**Directive:**
Only the lines from the one containing "What's the underlying" through the end of the records should be retyped, exactly and including both ends; pictures stay out.
- - - - -
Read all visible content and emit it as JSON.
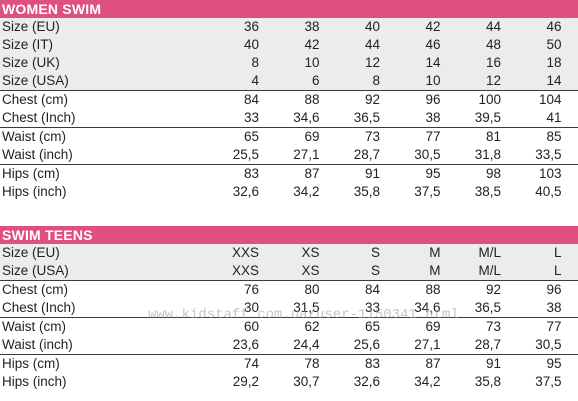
{
  "women": {
    "title": "WOMEN SWIM",
    "groups": [
      {
        "shaded": true,
        "rows": [
          {
            "label": "Size (EU)",
            "values": [
              "36",
              "38",
              "40",
              "42",
              "44",
              "46"
            ]
          },
          {
            "label": "Size (IT)",
            "values": [
              "40",
              "42",
              "44",
              "46",
              "48",
              "50"
            ]
          },
          {
            "label": "Size (UK)",
            "values": [
              "8",
              "10",
              "12",
              "14",
              "16",
              "18"
            ]
          },
          {
            "label": "Size (USA)",
            "values": [
              "4",
              "6",
              "8",
              "10",
              "12",
              "14"
            ]
          }
        ]
      },
      {
        "shaded": false,
        "rows": [
          {
            "label": "Chest (cm)",
            "values": [
              "84",
              "88",
              "92",
              "96",
              "100",
              "104"
            ]
          },
          {
            "label": "Chest (Inch)",
            "values": [
              "33",
              "34,6",
              "36,5",
              "38",
              "39,5",
              "41"
            ]
          }
        ]
      },
      {
        "shaded": false,
        "rows": [
          {
            "label": "Waist (cm)",
            "values": [
              "65",
              "69",
              "73",
              "77",
              "81",
              "85"
            ]
          },
          {
            "label": "Waist (inch)",
            "values": [
              "25,5",
              "27,1",
              "28,7",
              "30,5",
              "31,8",
              "33,5"
            ]
          }
        ]
      },
      {
        "shaded": false,
        "last": true,
        "rows": [
          {
            "label": "Hips (cm)",
            "values": [
              "83",
              "87",
              "91",
              "95",
              "98",
              "103"
            ]
          },
          {
            "label": "Hips (inch)",
            "values": [
              "32,6",
              "34,2",
              "35,8",
              "37,5",
              "38,5",
              "40,5"
            ]
          }
        ]
      }
    ]
  },
  "teens": {
    "title": "SWIM TEENS",
    "groups": [
      {
        "shaded": true,
        "rows": [
          {
            "label": "Size (EU)",
            "values": [
              "XXS",
              "XS",
              "S",
              "M",
              "M/L",
              "L"
            ]
          },
          {
            "label": "Size (USA)",
            "values": [
              "XXS",
              "XS",
              "S",
              "M",
              "M/L",
              "L"
            ]
          }
        ]
      },
      {
        "shaded": false,
        "rows": [
          {
            "label": "Chest (cm)",
            "values": [
              "76",
              "80",
              "84",
              "88",
              "92",
              "96"
            ]
          },
          {
            "label": "Chest (Inch)",
            "values": [
              "30",
              "31,5",
              "33",
              "34,6",
              "36,5",
              "38"
            ]
          }
        ]
      },
      {
        "shaded": false,
        "rows": [
          {
            "label": "Waist (cm)",
            "values": [
              "60",
              "62",
              "65",
              "69",
              "73",
              "77"
            ]
          },
          {
            "label": "Waist (inch)",
            "values": [
              "23,6",
              "24,4",
              "25,6",
              "27,1",
              "28,7",
              "30,5"
            ]
          }
        ]
      },
      {
        "shaded": false,
        "last": true,
        "rows": [
          {
            "label": "Hips (cm)",
            "values": [
              "74",
              "78",
              "83",
              "87",
              "91",
              "95"
            ]
          },
          {
            "label": "Hips (inch)",
            "values": [
              "29,2",
              "30,7",
              "32,6",
              "34,2",
              "35,8",
              "37,5"
            ]
          }
        ]
      }
    ]
  },
  "watermark": "www.kidstaff.com.ua/user-1150341.html",
  "colors": {
    "header_bg": "#e0507e",
    "header_text": "#ffffff",
    "shade": "#ececec"
  }
}
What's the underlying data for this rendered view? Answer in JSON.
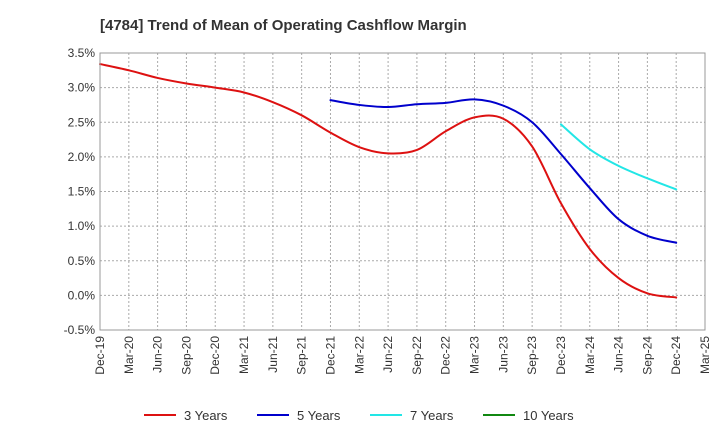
{
  "chart_data": {
    "type": "line",
    "title": "[4784]  Trend of Mean of Operating Cashflow Margin",
    "xlabel": "",
    "ylabel": "",
    "ylim": [
      -0.5,
      3.5
    ],
    "y_ticks": [
      3.5,
      3.0,
      2.5,
      2.0,
      1.5,
      1.0,
      0.5,
      0.0,
      -0.5
    ],
    "y_tick_labels": [
      "3.5%",
      "3.0%",
      "2.5%",
      "2.0%",
      "1.5%",
      "1.0%",
      "0.5%",
      "0.0%",
      "-0.5%"
    ],
    "x_labels": [
      "Dec-19",
      "Mar-20",
      "Jun-20",
      "Sep-20",
      "Dec-20",
      "Mar-21",
      "Jun-21",
      "Sep-21",
      "Dec-21",
      "Mar-22",
      "Jun-22",
      "Sep-22",
      "Dec-22",
      "Mar-23",
      "Jun-23",
      "Sep-23",
      "Dec-23",
      "Mar-24",
      "Jun-24",
      "Sep-24",
      "Dec-24",
      "Mar-25"
    ],
    "grid": true,
    "legend_position": "bottom",
    "series": [
      {
        "name": "3 Years",
        "color": "#dd1111",
        "start_index": 0,
        "values": [
          3.34,
          3.25,
          3.14,
          3.06,
          3.0,
          2.93,
          2.79,
          2.6,
          2.35,
          2.14,
          2.05,
          2.1,
          2.37,
          2.57,
          2.55,
          2.15,
          1.33,
          0.67,
          0.25,
          0.03,
          -0.03
        ]
      },
      {
        "name": "5 Years",
        "color": "#0000cc",
        "start_index": 8,
        "values": [
          2.82,
          2.75,
          2.72,
          2.76,
          2.78,
          2.83,
          2.74,
          2.5,
          2.04,
          1.55,
          1.1,
          0.86,
          0.76
        ]
      },
      {
        "name": "7 Years",
        "color": "#22e6e6",
        "start_index": 16,
        "values": [
          2.47,
          2.11,
          1.87,
          1.69,
          1.53
        ]
      },
      {
        "name": "10 Years",
        "color": "#118811",
        "start_index": 0,
        "values": []
      }
    ]
  }
}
- - - - -
**Solution:**
What's the underlying data for this rendered view? Answer in JSON.
{
  "chart_data": {
    "type": "line",
    "title": "[4784]  Trend of Mean of Operating Cashflow Margin",
    "xlabel": "",
    "ylabel": "",
    "ylim": [
      -0.5,
      3.5
    ],
    "y_ticks": [
      3.5,
      3.0,
      2.5,
      2.0,
      1.5,
      1.0,
      0.5,
      0.0,
      -0.5
    ],
    "y_tick_labels": [
      "3.5%",
      "3.0%",
      "2.5%",
      "2.0%",
      "1.5%",
      "1.0%",
      "0.5%",
      "0.0%",
      "-0.5%"
    ],
    "x_labels": [
      "Dec-19",
      "Mar-20",
      "Jun-20",
      "Sep-20",
      "Dec-20",
      "Mar-21",
      "Jun-21",
      "Sep-21",
      "Dec-21",
      "Mar-22",
      "Jun-22",
      "Sep-22",
      "Dec-22",
      "Mar-23",
      "Jun-23",
      "Sep-23",
      "Dec-23",
      "Mar-24",
      "Jun-24",
      "Sep-24",
      "Dec-24",
      "Mar-25"
    ],
    "grid": true,
    "legend_position": "bottom",
    "series": [
      {
        "name": "3 Years",
        "color": "#dd1111",
        "start_index": 0,
        "values": [
          3.34,
          3.25,
          3.14,
          3.06,
          3.0,
          2.93,
          2.79,
          2.6,
          2.35,
          2.14,
          2.05,
          2.1,
          2.37,
          2.57,
          2.55,
          2.15,
          1.33,
          0.67,
          0.25,
          0.03,
          -0.03
        ]
      },
      {
        "name": "5 Years",
        "color": "#0000cc",
        "start_index": 8,
        "values": [
          2.82,
          2.75,
          2.72,
          2.76,
          2.78,
          2.83,
          2.74,
          2.5,
          2.04,
          1.55,
          1.1,
          0.86,
          0.76
        ]
      },
      {
        "name": "7 Years",
        "color": "#22e6e6",
        "start_index": 16,
        "values": [
          2.47,
          2.11,
          1.87,
          1.69,
          1.53
        ]
      },
      {
        "name": "10 Years",
        "color": "#118811",
        "start_index": 0,
        "values": []
      }
    ]
  }
}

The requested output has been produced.